■ Input for this task
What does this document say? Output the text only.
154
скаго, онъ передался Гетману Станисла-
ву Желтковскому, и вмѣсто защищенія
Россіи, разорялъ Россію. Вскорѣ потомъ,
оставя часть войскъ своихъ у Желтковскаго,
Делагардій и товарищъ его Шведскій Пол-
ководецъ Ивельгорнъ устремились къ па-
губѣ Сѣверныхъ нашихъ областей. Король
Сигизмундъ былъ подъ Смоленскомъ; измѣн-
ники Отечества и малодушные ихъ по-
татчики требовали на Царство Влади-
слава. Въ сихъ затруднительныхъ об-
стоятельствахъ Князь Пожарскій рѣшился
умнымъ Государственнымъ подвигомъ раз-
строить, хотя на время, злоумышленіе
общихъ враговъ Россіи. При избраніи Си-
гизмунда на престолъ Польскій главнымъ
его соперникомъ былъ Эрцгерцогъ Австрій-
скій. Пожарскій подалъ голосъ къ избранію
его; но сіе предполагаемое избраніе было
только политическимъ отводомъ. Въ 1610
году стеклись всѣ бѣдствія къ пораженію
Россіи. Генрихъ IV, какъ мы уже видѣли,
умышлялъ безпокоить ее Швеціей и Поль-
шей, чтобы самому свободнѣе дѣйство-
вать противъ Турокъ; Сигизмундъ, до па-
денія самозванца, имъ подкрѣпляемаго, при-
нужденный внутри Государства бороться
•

■ Task details
Reproduce all the data word for word.

■ Output of the task
What does this document say? Output the text only.
154
скаго, онъ передался Гетману Станисла-
ву Желтковскому, и вмѣсто защищенія
Россіи, разорялъ Россію. Вскорѣ потомъ,
оставя часть войскъ своихъ у Желтковскаго,
Делагардій и товарищъ его Шведскій Пол-
ководецъ Ивельгорнъ устремились къ па-
губѣ Сѣверныхъ нашихъ областей. Король
Сигизмундъ былъ подъ Смоленскомъ; измѣн-
ники Отечества и малодушные ихъ по-
татчики требовали на Царство Влади-
слава. Въ сихъ затруднительныхъ об-
стоятельствахъ Князь Пожарскій рѣшился
умнымъ Государственнымъ подвигомъ раз-
строить, хотя на время, злоумышленіе
общихъ враговъ Россіи. При избраніи Си-
гизмунда на престолъ Польскій главнымъ
его соперникомъ былъ Эрцгерцогъ Австрій-
скій. Пожарскій подалъ голосъ къ избранію
его; но сіе предполагаемое избраніе было
только политическимъ отводомъ. Въ 1610
году стеклись всѣ бѣдствія къ пораженію
Россіи. Генрихъ IV, какъ мы уже видѣли,
умышлялъ безпокоить ее Швеціей и Поль-
шей, чтобы самому свободнѣе дѣйство-
вать противъ Турокъ; Сигизмундъ, до па-
денія самозванца, имъ подкрѣпляемаго, при-
нужденный внутри Государства бороться
•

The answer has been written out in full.